Material for the task

---*---

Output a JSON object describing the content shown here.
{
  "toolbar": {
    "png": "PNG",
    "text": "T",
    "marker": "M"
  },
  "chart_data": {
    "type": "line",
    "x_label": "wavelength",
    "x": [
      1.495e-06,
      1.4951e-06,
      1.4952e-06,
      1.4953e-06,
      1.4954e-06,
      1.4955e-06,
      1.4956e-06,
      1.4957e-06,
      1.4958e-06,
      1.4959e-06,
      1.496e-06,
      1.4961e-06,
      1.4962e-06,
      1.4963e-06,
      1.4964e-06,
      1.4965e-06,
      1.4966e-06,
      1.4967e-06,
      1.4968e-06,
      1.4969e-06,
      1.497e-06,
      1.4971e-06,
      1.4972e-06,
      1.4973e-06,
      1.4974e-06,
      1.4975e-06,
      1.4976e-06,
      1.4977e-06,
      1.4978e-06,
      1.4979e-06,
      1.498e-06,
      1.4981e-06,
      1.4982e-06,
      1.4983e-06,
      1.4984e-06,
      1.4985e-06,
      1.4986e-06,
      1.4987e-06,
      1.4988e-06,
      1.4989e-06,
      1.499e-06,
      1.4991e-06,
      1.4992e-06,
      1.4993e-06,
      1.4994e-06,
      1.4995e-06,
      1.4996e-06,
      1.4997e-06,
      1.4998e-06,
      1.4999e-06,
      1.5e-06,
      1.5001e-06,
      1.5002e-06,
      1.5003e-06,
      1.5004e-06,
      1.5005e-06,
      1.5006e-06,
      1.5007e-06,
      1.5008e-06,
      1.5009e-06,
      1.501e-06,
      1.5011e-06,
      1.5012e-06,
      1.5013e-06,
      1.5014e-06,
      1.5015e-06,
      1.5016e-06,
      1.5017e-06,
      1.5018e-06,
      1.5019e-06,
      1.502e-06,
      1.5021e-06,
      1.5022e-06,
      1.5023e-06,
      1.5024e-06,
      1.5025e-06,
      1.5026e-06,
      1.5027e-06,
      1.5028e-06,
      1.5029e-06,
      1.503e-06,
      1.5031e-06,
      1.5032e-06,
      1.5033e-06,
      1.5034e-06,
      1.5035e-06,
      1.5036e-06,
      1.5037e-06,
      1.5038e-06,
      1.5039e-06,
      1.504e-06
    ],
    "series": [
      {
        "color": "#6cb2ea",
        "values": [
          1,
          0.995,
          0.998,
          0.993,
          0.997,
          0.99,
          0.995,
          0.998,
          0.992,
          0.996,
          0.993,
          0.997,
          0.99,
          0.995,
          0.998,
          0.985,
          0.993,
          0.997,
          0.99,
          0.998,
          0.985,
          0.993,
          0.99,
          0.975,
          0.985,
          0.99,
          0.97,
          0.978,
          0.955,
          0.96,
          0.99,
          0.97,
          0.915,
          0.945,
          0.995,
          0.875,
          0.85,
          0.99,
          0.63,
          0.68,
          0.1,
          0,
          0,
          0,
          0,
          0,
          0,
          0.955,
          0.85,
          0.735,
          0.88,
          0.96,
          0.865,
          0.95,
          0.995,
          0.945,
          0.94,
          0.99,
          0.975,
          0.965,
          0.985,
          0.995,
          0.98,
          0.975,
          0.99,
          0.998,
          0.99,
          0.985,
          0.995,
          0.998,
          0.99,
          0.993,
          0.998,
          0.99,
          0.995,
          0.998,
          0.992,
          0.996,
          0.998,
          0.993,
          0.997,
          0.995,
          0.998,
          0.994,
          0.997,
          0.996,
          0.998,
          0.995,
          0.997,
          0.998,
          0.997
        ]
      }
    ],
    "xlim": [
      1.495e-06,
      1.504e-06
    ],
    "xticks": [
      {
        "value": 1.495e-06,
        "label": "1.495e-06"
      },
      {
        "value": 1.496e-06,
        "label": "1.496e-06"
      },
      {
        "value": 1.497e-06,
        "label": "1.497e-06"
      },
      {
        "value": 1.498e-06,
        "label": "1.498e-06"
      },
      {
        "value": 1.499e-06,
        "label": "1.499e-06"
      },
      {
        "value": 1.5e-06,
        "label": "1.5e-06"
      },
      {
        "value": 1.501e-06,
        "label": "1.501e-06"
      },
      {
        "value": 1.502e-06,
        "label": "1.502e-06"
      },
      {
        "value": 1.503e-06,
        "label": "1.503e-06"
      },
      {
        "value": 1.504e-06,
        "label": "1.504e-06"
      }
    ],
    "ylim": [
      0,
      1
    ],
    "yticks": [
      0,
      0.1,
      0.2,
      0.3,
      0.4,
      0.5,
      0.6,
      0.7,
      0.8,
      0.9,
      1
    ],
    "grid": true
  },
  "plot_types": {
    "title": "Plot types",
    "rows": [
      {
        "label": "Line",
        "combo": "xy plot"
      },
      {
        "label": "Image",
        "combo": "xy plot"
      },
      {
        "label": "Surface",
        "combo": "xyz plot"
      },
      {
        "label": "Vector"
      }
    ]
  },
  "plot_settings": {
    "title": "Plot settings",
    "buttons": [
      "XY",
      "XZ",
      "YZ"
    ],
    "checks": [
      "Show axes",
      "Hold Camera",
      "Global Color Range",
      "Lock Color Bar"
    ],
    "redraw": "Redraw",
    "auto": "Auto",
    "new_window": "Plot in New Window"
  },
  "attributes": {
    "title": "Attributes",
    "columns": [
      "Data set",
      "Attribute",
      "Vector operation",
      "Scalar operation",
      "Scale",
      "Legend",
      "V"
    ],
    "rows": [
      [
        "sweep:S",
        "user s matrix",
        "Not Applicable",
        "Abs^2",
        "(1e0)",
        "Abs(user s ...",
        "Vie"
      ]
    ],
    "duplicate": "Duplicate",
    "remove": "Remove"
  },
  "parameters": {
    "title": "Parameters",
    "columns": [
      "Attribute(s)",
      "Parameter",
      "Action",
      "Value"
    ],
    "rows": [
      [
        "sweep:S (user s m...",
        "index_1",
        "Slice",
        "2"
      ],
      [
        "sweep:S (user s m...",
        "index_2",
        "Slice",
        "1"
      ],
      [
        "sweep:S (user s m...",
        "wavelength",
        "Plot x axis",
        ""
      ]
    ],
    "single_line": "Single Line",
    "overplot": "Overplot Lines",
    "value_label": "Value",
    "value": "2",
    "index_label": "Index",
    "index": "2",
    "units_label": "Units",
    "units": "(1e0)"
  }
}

---*---

What is expected
Word for word, extract all the records.

Solved problem
Output a JSON object describing the content shown here.
{
  "toolbar": {
    "png": "PNG",
    "text": "T",
    "marker": "M"
  },
  "chart_data": {
    "type": "line",
    "x_label": "wavelength",
    "x": [
      1.495e-06,
      1.4951e-06,
      1.4952e-06,
      1.4953e-06,
      1.4954e-06,
      1.4955e-06,
      1.4956e-06,
      1.4957e-06,
      1.4958e-06,
      1.4959e-06,
      1.496e-06,
      1.4961e-06,
      1.4962e-06,
      1.4963e-06,
      1.4964e-06,
      1.4965e-06,
      1.4966e-06,
      1.4967e-06,
      1.4968e-06,
      1.4969e-06,
      1.497e-06,
      1.4971e-06,
      1.4972e-06,
      1.4973e-06,
      1.4974e-06,
      1.4975e-06,
      1.4976e-06,
      1.4977e-06,
      1.4978e-06,
      1.4979e-06,
      1.498e-06,
      1.4981e-06,
      1.4982e-06,
      1.4983e-06,
      1.4984e-06,
      1.4985e-06,
      1.4986e-06,
      1.4987e-06,
      1.4988e-06,
      1.4989e-06,
      1.499e-06,
      1.4991e-06,
      1.4992e-06,
      1.4993e-06,
      1.4994e-06,
      1.4995e-06,
      1.4996e-06,
      1.4997e-06,
      1.4998e-06,
      1.4999e-06,
      1.5e-06,
      1.5001e-06,
      1.5002e-06,
      1.5003e-06,
      1.5004e-06,
      1.5005e-06,
      1.5006e-06,
      1.5007e-06,
      1.5008e-06,
      1.5009e-06,
      1.501e-06,
      1.5011e-06,
      1.5012e-06,
      1.5013e-06,
      1.5014e-06,
      1.5015e-06,
      1.5016e-06,
      1.5017e-06,
      1.5018e-06,
      1.5019e-06,
      1.502e-06,
      1.5021e-06,
      1.5022e-06,
      1.5023e-06,
      1.5024e-06,
      1.5025e-06,
      1.5026e-06,
      1.5027e-06,
      1.5028e-06,
      1.5029e-06,
      1.503e-06,
      1.5031e-06,
      1.5032e-06,
      1.5033e-06,
      1.5034e-06,
      1.5035e-06,
      1.5036e-06,
      1.5037e-06,
      1.5038e-06,
      1.5039e-06,
      1.504e-06
    ],
    "series": [
      {
        "color": "#6cb2ea",
        "values": [
          1,
          0.995,
          0.998,
          0.993,
          0.997,
          0.99,
          0.995,
          0.998,
          0.992,
          0.996,
          0.993,
          0.997,
          0.99,
          0.995,
          0.998,
          0.985,
          0.993,
          0.997,
          0.99,
          0.998,
          0.985,
          0.993,
          0.99,
          0.975,
          0.985,
          0.99,
          0.97,
          0.978,
          0.955,
          0.96,
          0.99,
          0.97,
          0.915,
          0.945,
          0.995,
          0.875,
          0.85,
          0.99,
          0.63,
          0.68,
          0.1,
          0,
          0,
          0,
          0,
          0,
          0,
          0.955,
          0.85,
          0.735,
          0.88,
          0.96,
          0.865,
          0.95,
          0.995,
          0.945,
          0.94,
          0.99,
          0.975,
          0.965,
          0.985,
          0.995,
          0.98,
          0.975,
          0.99,
          0.998,
          0.99,
          0.985,
          0.995,
          0.998,
          0.99,
          0.993,
          0.998,
          0.99,
          0.995,
          0.998,
          0.992,
          0.996,
          0.998,
          0.993,
          0.997,
          0.995,
          0.998,
          0.994,
          0.997,
          0.996,
          0.998,
          0.995,
          0.997,
          0.998,
          0.997
        ]
      }
    ],
    "xlim": [
      1.495e-06,
      1.504e-06
    ],
    "xticks": [
      {
        "value": 1.495e-06,
        "label": "1.495e-06"
      },
      {
        "value": 1.496e-06,
        "label": "1.496e-06"
      },
      {
        "value": 1.497e-06,
        "label": "1.497e-06"
      },
      {
        "value": 1.498e-06,
        "label": "1.498e-06"
      },
      {
        "value": 1.499e-06,
        "label": "1.499e-06"
      },
      {
        "value": 1.5e-06,
        "label": "1.5e-06"
      },
      {
        "value": 1.501e-06,
        "label": "1.501e-06"
      },
      {
        "value": 1.502e-06,
        "label": "1.502e-06"
      },
      {
        "value": 1.503e-06,
        "label": "1.503e-06"
      },
      {
        "value": 1.504e-06,
        "label": "1.504e-06"
      }
    ],
    "ylim": [
      0,
      1
    ],
    "yticks": [
      0,
      0.1,
      0.2,
      0.3,
      0.4,
      0.5,
      0.6,
      0.7,
      0.8,
      0.9,
      1
    ],
    "grid": true
  },
  "plot_types": {
    "title": "Plot types",
    "rows": [
      {
        "label": "Line",
        "combo": "xy plot"
      },
      {
        "label": "Image",
        "combo": "xy plot"
      },
      {
        "label": "Surface",
        "combo": "xyz plot"
      },
      {
        "label": "Vector"
      }
    ]
  },
  "plot_settings": {
    "title": "Plot settings",
    "buttons": [
      "XY",
      "XZ",
      "YZ"
    ],
    "checks": [
      "Show axes",
      "Hold Camera",
      "Global Color Range",
      "Lock Color Bar"
    ],
    "redraw": "Redraw",
    "auto": "Auto",
    "new_window": "Plot in New Window"
  },
  "attributes": {
    "title": "Attributes",
    "columns": [
      "Data set",
      "Attribute",
      "Vector operation",
      "Scalar operation",
      "Scale",
      "Legend",
      "V"
    ],
    "rows": [
      [
        "sweep:S",
        "user s matrix",
        "Not Applicable",
        "Abs^2",
        "(1e0)",
        "Abs(user s ...",
        "Vie"
      ]
    ],
    "duplicate": "Duplicate",
    "remove": "Remove"
  },
  "parameters": {
    "title": "Parameters",
    "columns": [
      "Attribute(s)",
      "Parameter",
      "Action",
      "Value"
    ],
    "rows": [
      [
        "sweep:S (user s m...",
        "index_1",
        "Slice",
        "2"
      ],
      [
        "sweep:S (user s m...",
        "index_2",
        "Slice",
        "1"
      ],
      [
        "sweep:S (user s m...",
        "wavelength",
        "Plot x axis",
        ""
      ]
    ],
    "single_line": "Single Line",
    "overplot": "Overplot Lines",
    "value_label": "Value",
    "value": "2",
    "index_label": "Index",
    "index": "2",
    "units_label": "Units",
    "units": "(1e0)"
  }
}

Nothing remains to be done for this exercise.